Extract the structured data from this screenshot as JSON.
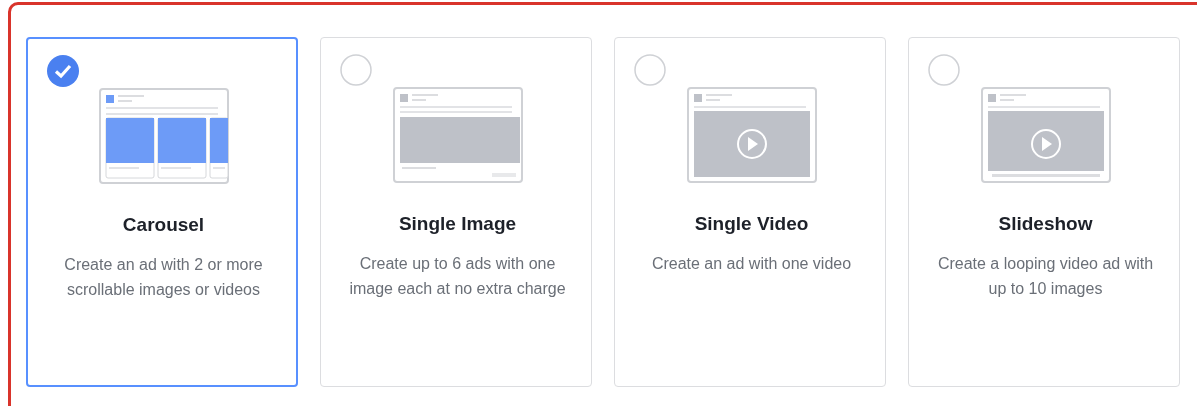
{
  "ad_formats": [
    {
      "kind": "carousel",
      "title": "Carousel",
      "description": "Create an ad with 2 or more scrollable images or videos",
      "selected": true
    },
    {
      "kind": "image",
      "title": "Single Image",
      "description": "Create up to 6 ads with one image each at no extra charge",
      "selected": false
    },
    {
      "kind": "video",
      "title": "Single Video",
      "description": "Create an ad with one video",
      "selected": false
    },
    {
      "kind": "slideshow",
      "title": "Slideshow",
      "description": "Create a looping video ad with up to 10 images",
      "selected": false
    }
  ]
}
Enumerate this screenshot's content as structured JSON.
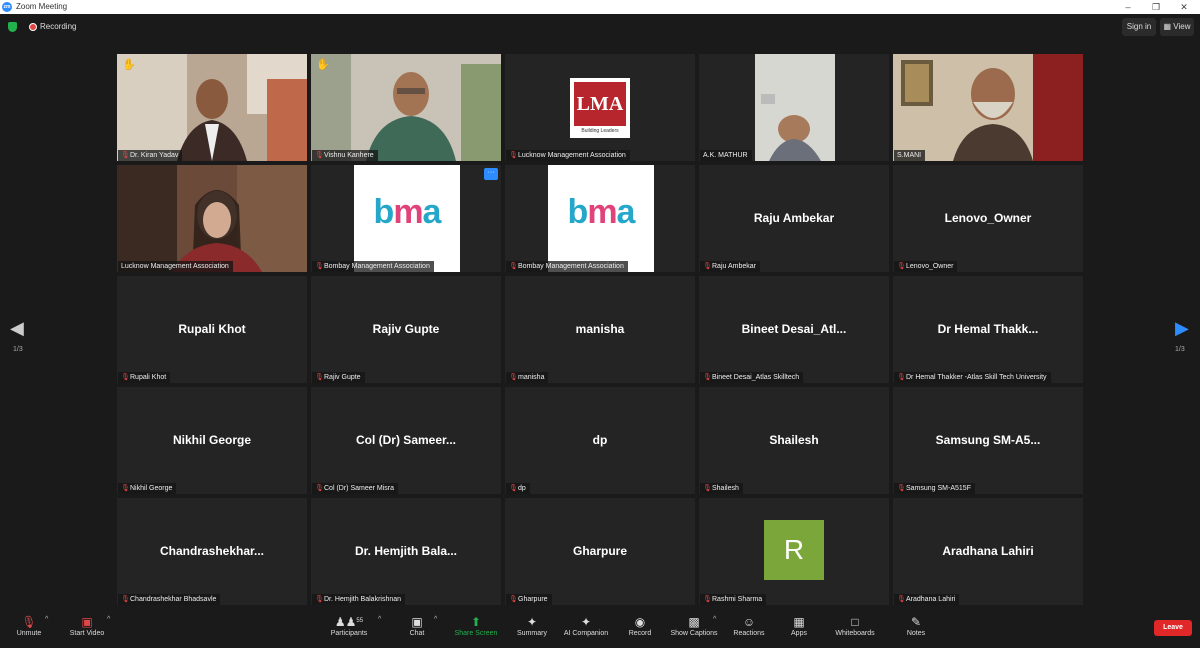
{
  "window": {
    "title": "Zoom Meeting",
    "logo": "zm"
  },
  "topbar": {
    "recording_label": "Recording",
    "sign_in": "Sign in",
    "view": "View"
  },
  "tiles": [
    {
      "name": "Dr. Kiran Yadav",
      "hand": true,
      "type": "video"
    },
    {
      "name": "Vishnu Kanhere",
      "hand": true,
      "type": "video"
    },
    {
      "name": "Lucknow Management Association",
      "type": "lma-logo",
      "logo_text": "LMA",
      "logo_sub": "Building Leaders"
    },
    {
      "name": "A.K. MATHUR",
      "type": "video"
    },
    {
      "name": "S.MANI",
      "type": "video",
      "active": true
    },
    {
      "name": "Lucknow Management Association",
      "type": "video",
      "muted": false
    },
    {
      "name": "Bombay Management Association",
      "type": "bma-logo",
      "logo_text": "bma",
      "more": "···"
    },
    {
      "name": "Bombay Management Association",
      "type": "bma-logo",
      "logo_text": "bma"
    },
    {
      "name": "Raju Ambekar",
      "display": "Raju Ambekar",
      "type": "name"
    },
    {
      "name": "Lenovo_Owner",
      "display": "Lenovo_Owner",
      "type": "name"
    },
    {
      "name": "Rupali Khot",
      "display": "Rupali Khot",
      "type": "name"
    },
    {
      "name": "Rajiv Gupte",
      "display": "Rajiv Gupte",
      "type": "name"
    },
    {
      "name": "manisha",
      "display": "manisha",
      "type": "name"
    },
    {
      "name": "Bineet Desai_Atlas Skilltech",
      "display": "Bineet Desai_Atl...",
      "type": "name"
    },
    {
      "name": "Dr Hemal Thakker -Atlas Skill Tech University",
      "display": "Dr Hemal Thakk...",
      "type": "name"
    },
    {
      "name": "Nikhil George",
      "display": "Nikhil George",
      "type": "name"
    },
    {
      "name": "Col (Dr) Sameer Misra",
      "display": "Col (Dr) Sameer...",
      "type": "name"
    },
    {
      "name": "dp",
      "display": "dp",
      "type": "name"
    },
    {
      "name": "Shailesh",
      "display": "Shailesh",
      "type": "name"
    },
    {
      "name": "Samsung SM-A515F",
      "display": "Samsung SM-A5...",
      "type": "name"
    },
    {
      "name": "Chandrashekhar Bhadsavle",
      "display": "Chandrashekhar...",
      "type": "name"
    },
    {
      "name": "Dr. Hemjith Balakrishnan",
      "display": "Dr. Hemjith Bala...",
      "type": "name"
    },
    {
      "name": "Gharpure",
      "display": "Gharpure",
      "type": "name"
    },
    {
      "name": "Rashmi Sharma",
      "type": "avatar",
      "initial": "R"
    },
    {
      "name": "Aradhana Lahiri",
      "display": "Aradhana Lahiri",
      "type": "name"
    }
  ],
  "pagination": {
    "left": "1/3",
    "right": "1/3"
  },
  "toolbar": {
    "unmute": "Unmute",
    "start_video": "Start Video",
    "participants": "Participants",
    "participants_count": "55",
    "chat": "Chat",
    "share_screen": "Share Screen",
    "summary": "Summary",
    "ai_companion": "AI Companion",
    "record": "Record",
    "show_captions": "Show Captions",
    "reactions": "Reactions",
    "apps": "Apps",
    "whiteboards": "Whiteboards",
    "notes": "Notes",
    "leave": "Leave"
  },
  "colors": {
    "accent": "#2d8cff",
    "share": "#22b14c",
    "leave": "#e02828",
    "active_speaker": "#d6e33c"
  }
}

◆ ◆ ◆

**The request**: Copy all lines from the material that hold "Khot".

**Written response**:
      "name": "Rupali Khot",
      "display": "Rupali Khot",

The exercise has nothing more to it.